## WHAT IS NEEDED
Set down the material once more, exactly as it appears.

## TASK MATERIAL
__________

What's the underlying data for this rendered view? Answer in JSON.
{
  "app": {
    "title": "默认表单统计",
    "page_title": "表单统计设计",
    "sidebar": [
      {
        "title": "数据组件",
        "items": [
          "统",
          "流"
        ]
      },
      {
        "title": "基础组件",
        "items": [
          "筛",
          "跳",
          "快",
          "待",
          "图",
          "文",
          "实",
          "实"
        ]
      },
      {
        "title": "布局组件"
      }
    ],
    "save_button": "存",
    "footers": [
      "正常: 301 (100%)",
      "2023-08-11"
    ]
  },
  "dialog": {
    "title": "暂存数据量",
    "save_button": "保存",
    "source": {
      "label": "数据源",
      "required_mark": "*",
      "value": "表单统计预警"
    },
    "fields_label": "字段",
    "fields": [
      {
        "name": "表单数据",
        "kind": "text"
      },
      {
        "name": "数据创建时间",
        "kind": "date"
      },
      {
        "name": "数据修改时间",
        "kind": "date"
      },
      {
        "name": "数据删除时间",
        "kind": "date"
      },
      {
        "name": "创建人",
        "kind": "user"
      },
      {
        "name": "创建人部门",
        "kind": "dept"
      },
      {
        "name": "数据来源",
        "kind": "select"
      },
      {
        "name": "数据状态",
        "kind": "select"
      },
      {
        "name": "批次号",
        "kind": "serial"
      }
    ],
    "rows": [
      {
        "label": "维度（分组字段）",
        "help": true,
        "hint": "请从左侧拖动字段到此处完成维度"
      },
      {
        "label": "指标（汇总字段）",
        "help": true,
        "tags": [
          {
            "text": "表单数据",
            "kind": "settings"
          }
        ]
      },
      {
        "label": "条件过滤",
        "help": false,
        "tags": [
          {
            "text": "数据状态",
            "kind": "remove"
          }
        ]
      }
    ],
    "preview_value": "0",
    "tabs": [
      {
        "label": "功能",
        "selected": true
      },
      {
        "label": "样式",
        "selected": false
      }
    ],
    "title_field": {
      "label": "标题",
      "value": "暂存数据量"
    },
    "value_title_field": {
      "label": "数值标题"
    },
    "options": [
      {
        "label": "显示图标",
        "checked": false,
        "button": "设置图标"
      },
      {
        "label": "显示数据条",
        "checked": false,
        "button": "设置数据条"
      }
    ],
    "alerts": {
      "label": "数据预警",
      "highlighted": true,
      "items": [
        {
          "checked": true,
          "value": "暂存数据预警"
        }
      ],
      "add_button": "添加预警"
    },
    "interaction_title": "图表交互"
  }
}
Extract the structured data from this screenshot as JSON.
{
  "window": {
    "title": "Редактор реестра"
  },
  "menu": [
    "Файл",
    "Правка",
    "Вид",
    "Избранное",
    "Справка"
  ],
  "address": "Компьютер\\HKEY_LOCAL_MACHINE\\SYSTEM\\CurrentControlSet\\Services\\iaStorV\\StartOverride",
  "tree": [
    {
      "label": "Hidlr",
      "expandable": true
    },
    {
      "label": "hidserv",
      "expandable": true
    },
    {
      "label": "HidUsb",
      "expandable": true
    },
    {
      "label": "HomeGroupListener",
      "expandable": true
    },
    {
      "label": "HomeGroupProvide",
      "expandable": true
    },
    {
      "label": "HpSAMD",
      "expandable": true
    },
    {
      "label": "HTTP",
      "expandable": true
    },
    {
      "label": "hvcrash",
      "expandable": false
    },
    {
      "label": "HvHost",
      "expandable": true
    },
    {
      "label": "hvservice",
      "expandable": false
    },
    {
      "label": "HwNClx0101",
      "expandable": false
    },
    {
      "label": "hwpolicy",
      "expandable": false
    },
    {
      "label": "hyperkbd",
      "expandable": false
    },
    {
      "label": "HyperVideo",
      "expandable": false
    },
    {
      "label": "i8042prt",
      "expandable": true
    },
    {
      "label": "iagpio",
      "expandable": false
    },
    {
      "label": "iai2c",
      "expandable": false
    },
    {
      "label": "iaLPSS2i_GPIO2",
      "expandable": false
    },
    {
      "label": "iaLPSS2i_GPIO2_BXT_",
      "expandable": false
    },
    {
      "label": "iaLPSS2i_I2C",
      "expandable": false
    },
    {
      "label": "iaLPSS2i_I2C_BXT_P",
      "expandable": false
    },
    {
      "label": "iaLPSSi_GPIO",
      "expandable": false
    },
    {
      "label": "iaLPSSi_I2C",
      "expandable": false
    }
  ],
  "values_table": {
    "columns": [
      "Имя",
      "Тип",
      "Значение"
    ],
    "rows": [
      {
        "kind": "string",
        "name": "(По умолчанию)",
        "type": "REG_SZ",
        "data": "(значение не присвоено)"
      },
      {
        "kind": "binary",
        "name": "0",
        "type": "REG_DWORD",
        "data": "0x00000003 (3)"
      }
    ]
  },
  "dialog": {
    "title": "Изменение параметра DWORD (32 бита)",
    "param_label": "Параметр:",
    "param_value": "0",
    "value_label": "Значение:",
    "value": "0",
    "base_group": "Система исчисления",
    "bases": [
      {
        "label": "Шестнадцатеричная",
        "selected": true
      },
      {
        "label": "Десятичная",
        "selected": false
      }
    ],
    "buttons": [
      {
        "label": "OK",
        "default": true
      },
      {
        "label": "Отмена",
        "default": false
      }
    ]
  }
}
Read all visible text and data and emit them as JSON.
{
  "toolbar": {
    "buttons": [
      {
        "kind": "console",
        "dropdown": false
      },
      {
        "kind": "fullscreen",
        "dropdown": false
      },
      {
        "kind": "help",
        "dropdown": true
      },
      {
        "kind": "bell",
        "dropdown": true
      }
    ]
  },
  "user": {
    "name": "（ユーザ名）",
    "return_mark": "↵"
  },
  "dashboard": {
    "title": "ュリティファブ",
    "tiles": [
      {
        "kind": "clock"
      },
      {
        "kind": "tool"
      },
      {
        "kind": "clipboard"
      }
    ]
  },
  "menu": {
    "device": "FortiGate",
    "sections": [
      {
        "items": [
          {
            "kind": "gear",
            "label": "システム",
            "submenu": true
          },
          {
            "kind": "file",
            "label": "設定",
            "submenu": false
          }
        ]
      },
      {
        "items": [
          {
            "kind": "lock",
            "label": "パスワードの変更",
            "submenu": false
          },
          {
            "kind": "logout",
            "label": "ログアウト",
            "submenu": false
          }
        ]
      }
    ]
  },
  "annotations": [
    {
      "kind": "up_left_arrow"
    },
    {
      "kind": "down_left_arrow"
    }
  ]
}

__________

## RESPONSE BELOW
What's the underlying data for this rendered view? Answer in JSON.
{
  "app": {
    "title": "默认表单统计",
    "page_title": "表单统计设计",
    "sidebar": [
      {
        "title": "数据组件",
        "items": [
          "统",
          "流"
        ]
      },
      {
        "title": "基础组件",
        "items": [
          "筛",
          "跳",
          "快",
          "待",
          "图",
          "文",
          "实",
          "实"
        ]
      },
      {
        "title": "布局组件"
      }
    ],
    "save_button": "存",
    "footers": [
      "正常: 301 (100%)",
      "2023-08-11"
    ]
  },
  "dialog": {
    "title": "暂存数据量",
    "save_button": "保存",
    "source": {
      "label": "数据源",
      "required_mark": "*",
      "value": "表单统计预警"
    },
    "fields_label": "字段",
    "fields": [
      {
        "name": "表单数据",
        "kind": "text"
      },
      {
        "name": "数据创建时间",
        "kind": "date"
      },
      {
        "name": "数据修改时间",
        "kind": "date"
      },
      {
        "name": "数据删除时间",
        "kind": "date"
      },
      {
        "name": "创建人",
        "kind": "user"
      },
      {
        "name": "创建人部门",
        "kind": "dept"
      },
      {
        "name": "数据来源",
        "kind": "select"
      },
      {
        "name": "数据状态",
        "kind": "select"
      },
      {
        "name": "批次号",
        "kind": "serial"
      }
    ],
    "rows": [
      {
        "label": "维度（分组字段）",
        "help": true,
        "hint": "请从左侧拖动字段到此处完成维度"
      },
      {
        "label": "指标（汇总字段）",
        "help": true,
        "tags": [
          {
            "text": "表单数据",
            "kind": "settings"
          }
        ]
      },
      {
        "label": "条件过滤",
        "help": false,
        "tags": [
          {
            "text": "数据状态",
            "kind": "remove"
          }
        ]
      }
    ],
    "preview_value": "0",
    "tabs": [
      {
        "label": "功能",
        "selected": true
      },
      {
        "label": "样式",
        "selected": false
      }
    ],
    "title_field": {
      "label": "标题",
      "value": "暂存数据量"
    },
    "value_title_field": {
      "label": "数值标题"
    },
    "options": [
      {
        "label": "显示图标",
        "checked": false,
        "button": "设置图标"
      },
      {
        "label": "显示数据条",
        "checked": false,
        "button": "设置数据条"
      }
    ],
    "alerts": {
      "label": "数据预警",
      "highlighted": true,
      "items": [
        {
          "checked": true,
          "value": "暂存数据预警"
        }
      ],
      "add_button": "添加预警"
    },
    "interaction_title": "图表交互"
  }
}
Extract the structured data from this screenshot as JSON.
{
  "window": {
    "title": "Редактор реестра"
  },
  "menu": [
    "Файл",
    "Правка",
    "Вид",
    "Избранное",
    "Справка"
  ],
  "address": "Компьютер\\HKEY_LOCAL_MACHINE\\SYSTEM\\CurrentControlSet\\Services\\iaStorV\\StartOverride",
  "tree": [
    {
      "label": "Hidlr",
      "expandable": true
    },
    {
      "label": "hidserv",
      "expandable": true
    },
    {
      "label": "HidUsb",
      "expandable": true
    },
    {
      "label": "HomeGroupListener",
      "expandable": true
    },
    {
      "label": "HomeGroupProvide",
      "expandable": true
    },
    {
      "label": "HpSAMD",
      "expandable": true
    },
    {
      "label": "HTTP",
      "expandable": true
    },
    {
      "label": "hvcrash",
      "expandable": false
    },
    {
      "label": "HvHost",
      "expandable": true
    },
    {
      "label": "hvservice",
      "expandable": false
    },
    {
      "label": "HwNClx0101",
      "expandable": false
    },
    {
      "label": "hwpolicy",
      "expandable": false
    },
    {
      "label": "hyperkbd",
      "expandable": false
    },
    {
      "label": "HyperVideo",
      "expandable": false
    },
    {
      "label": "i8042prt",
      "expandable": true
    },
    {
      "label": "iagpio",
      "expandable": false
    },
    {
      "label": "iai2c",
      "expandable": false
    },
    {
      "label": "iaLPSS2i_GPIO2",
      "expandable": false
    },
    {
      "label": "iaLPSS2i_GPIO2_BXT_",
      "expandable": false
    },
    {
      "label": "iaLPSS2i_I2C",
      "expandable": false
    },
    {
      "label": "iaLPSS2i_I2C_BXT_P",
      "expandable": false
    },
    {
      "label": "iaLPSSi_GPIO",
      "expandable": false
    },
    {
      "label": "iaLPSSi_I2C",
      "expandable": false
    }
  ],
  "values_table": {
    "columns": [
      "Имя",
      "Тип",
      "Значение"
    ],
    "rows": [
      {
        "kind": "string",
        "name": "(По умолчанию)",
        "type": "REG_SZ",
        "data": "(значение не присвоено)"
      },
      {
        "kind": "binary",
        "name": "0",
        "type": "REG_DWORD",
        "data": "0x00000003 (3)"
      }
    ]
  },
  "dialog": {
    "title": "Изменение параметра DWORD (32 бита)",
    "param_label": "Параметр:",
    "param_value": "0",
    "value_label": "Значение:",
    "value": "0",
    "base_group": "Система исчисления",
    "bases": [
      {
        "label": "Шестнадцатеричная",
        "selected": true
      },
      {
        "label": "Десятичная",
        "selected": false
      }
    ],
    "buttons": [
      {
        "label": "OK",
        "default": true
      },
      {
        "label": "Отмена",
        "default": false
      }
    ]
  }
}
Read all visible text and data and emit them as JSON.
{
  "toolbar": {
    "buttons": [
      {
        "kind": "console",
        "dropdown": false
      },
      {
        "kind": "fullscreen",
        "dropdown": false
      },
      {
        "kind": "help",
        "dropdown": true
      },
      {
        "kind": "bell",
        "dropdown": true
      }
    ]
  },
  "user": {
    "name": "（ユーザ名）",
    "return_mark": "↵"
  },
  "dashboard": {
    "title": "ュリティファブ",
    "tiles": [
      {
        "kind": "clock"
      },
      {
        "kind": "tool"
      },
      {
        "kind": "clipboard"
      }
    ]
  },
  "menu": {
    "device": "FortiGate",
    "sections": [
      {
        "items": [
          {
            "kind": "gear",
            "label": "システム",
            "submenu": true
          },
          {
            "kind": "file",
            "label": "設定",
            "submenu": false
          }
        ]
      },
      {
        "items": [
          {
            "kind": "lock",
            "label": "パスワードの変更",
            "submenu": false
          },
          {
            "kind": "logout",
            "label": "ログアウト",
            "submenu": false
          }
        ]
      }
    ]
  },
  "annotations": [
    {
      "kind": "up_left_arrow"
    },
    {
      "kind": "down_left_arrow"
    }
  ]
}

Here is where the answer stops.